[Figure content listings]
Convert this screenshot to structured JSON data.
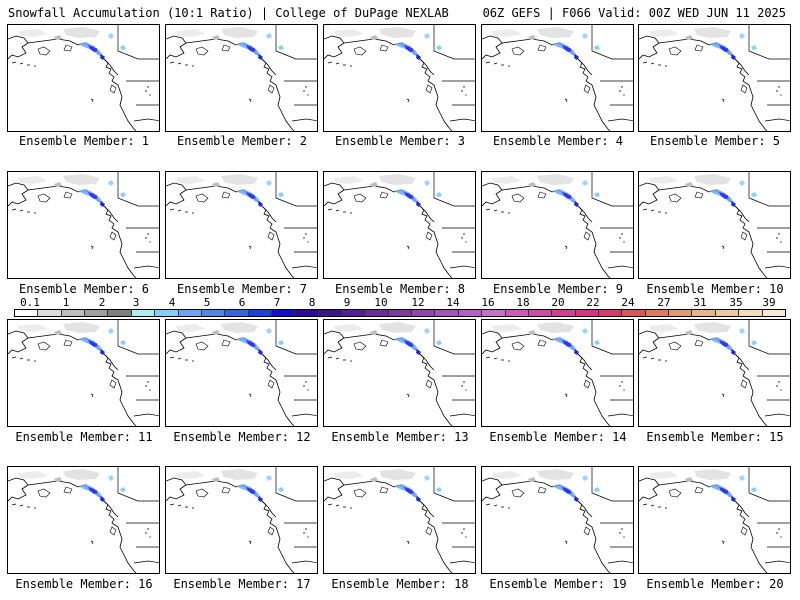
{
  "header": {
    "left": "Snowfall Accumulation (10:1 Ratio) | College of DuPage NEXLAB",
    "right": "06Z GEFS | F066 Valid: 00Z WED JUN 11 2025"
  },
  "panels": [
    {
      "label": "Ensemble Member: 1"
    },
    {
      "label": "Ensemble Member: 2"
    },
    {
      "label": "Ensemble Member: 3"
    },
    {
      "label": "Ensemble Member: 4"
    },
    {
      "label": "Ensemble Member: 5"
    },
    {
      "label": "Ensemble Member: 6"
    },
    {
      "label": "Ensemble Member: 7"
    },
    {
      "label": "Ensemble Member: 8"
    },
    {
      "label": "Ensemble Member: 9"
    },
    {
      "label": "Ensemble Member: 10"
    },
    {
      "label": "Ensemble Member: 11"
    },
    {
      "label": "Ensemble Member: 12"
    },
    {
      "label": "Ensemble Member: 13"
    },
    {
      "label": "Ensemble Member: 14"
    },
    {
      "label": "Ensemble Member: 15"
    },
    {
      "label": "Ensemble Member: 16"
    },
    {
      "label": "Ensemble Member: 17"
    },
    {
      "label": "Ensemble Member: 18"
    },
    {
      "label": "Ensemble Member: 19"
    },
    {
      "label": "Ensemble Member: 20"
    }
  ],
  "colorbar": {
    "labels": [
      "0.1",
      "1",
      "2",
      "3",
      "4",
      "5",
      "6",
      "7",
      "8",
      "9",
      "10",
      "12",
      "14",
      "16",
      "18",
      "20",
      "22",
      "24",
      "27",
      "31",
      "35",
      "39"
    ],
    "colors": [
      "#ffffff",
      "#dcdcdc",
      "#bdbdbd",
      "#9e9e9e",
      "#7f7f7f",
      "#aeeeee",
      "#87cefa",
      "#6ca6f0",
      "#4f86e8",
      "#3466e0",
      "#1a44d8",
      "#1010c8",
      "#2a0a9a",
      "#3d1488",
      "#55208e",
      "#6a2c96",
      "#7e389e",
      "#9245aa",
      "#a453b8",
      "#b662c4",
      "#c46fcc",
      "#c85cb8",
      "#cc4ca6",
      "#d04094",
      "#d43482",
      "#d53a6e",
      "#d8585a",
      "#db7a5e",
      "#e09a72",
      "#e6b48a",
      "#ecc8a0",
      "#f2dcba",
      "#fae8d4"
    ]
  },
  "legend_colors": {
    "snow_light": "#d8d8d8",
    "snow_mid": "#7fb8ff",
    "snow_heavy": "#1f3cff",
    "snow_max": "#8a1a9a"
  }
}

**SET PROBLEM**.
Copy every line of the data exactly as written, excluding the pictures.

**RESPONSE TO THIS TASK**.
Convert this screenshot to structured JSON data.
{
  "header": {
    "left": "Snowfall Accumulation (10:1 Ratio) | College of DuPage NEXLAB",
    "right": "06Z GEFS | F066 Valid: 00Z WED JUN 11 2025"
  },
  "panels": [
    {
      "label": "Ensemble Member: 1"
    },
    {
      "label": "Ensemble Member: 2"
    },
    {
      "label": "Ensemble Member: 3"
    },
    {
      "label": "Ensemble Member: 4"
    },
    {
      "label": "Ensemble Member: 5"
    },
    {
      "label": "Ensemble Member: 6"
    },
    {
      "label": "Ensemble Member: 7"
    },
    {
      "label": "Ensemble Member: 8"
    },
    {
      "label": "Ensemble Member: 9"
    },
    {
      "label": "Ensemble Member: 10"
    },
    {
      "label": "Ensemble Member: 11"
    },
    {
      "label": "Ensemble Member: 12"
    },
    {
      "label": "Ensemble Member: 13"
    },
    {
      "label": "Ensemble Member: 14"
    },
    {
      "label": "Ensemble Member: 15"
    },
    {
      "label": "Ensemble Member: 16"
    },
    {
      "label": "Ensemble Member: 17"
    },
    {
      "label": "Ensemble Member: 18"
    },
    {
      "label": "Ensemble Member: 19"
    },
    {
      "label": "Ensemble Member: 20"
    }
  ],
  "colorbar": {
    "labels": [
      "0.1",
      "1",
      "2",
      "3",
      "4",
      "5",
      "6",
      "7",
      "8",
      "9",
      "10",
      "12",
      "14",
      "16",
      "18",
      "20",
      "22",
      "24",
      "27",
      "31",
      "35",
      "39"
    ],
    "colors": [
      "#ffffff",
      "#dcdcdc",
      "#bdbdbd",
      "#9e9e9e",
      "#7f7f7f",
      "#aeeeee",
      "#87cefa",
      "#6ca6f0",
      "#4f86e8",
      "#3466e0",
      "#1a44d8",
      "#1010c8",
      "#2a0a9a",
      "#3d1488",
      "#55208e",
      "#6a2c96",
      "#7e389e",
      "#9245aa",
      "#a453b8",
      "#b662c4",
      "#c46fcc",
      "#c85cb8",
      "#cc4ca6",
      "#d04094",
      "#d43482",
      "#d53a6e",
      "#d8585a",
      "#db7a5e",
      "#e09a72",
      "#e6b48a",
      "#ecc8a0",
      "#f2dcba",
      "#fae8d4"
    ]
  },
  "legend_colors": {
    "snow_light": "#d8d8d8",
    "snow_mid": "#7fb8ff",
    "snow_heavy": "#1f3cff",
    "snow_max": "#8a1a9a"
  }
}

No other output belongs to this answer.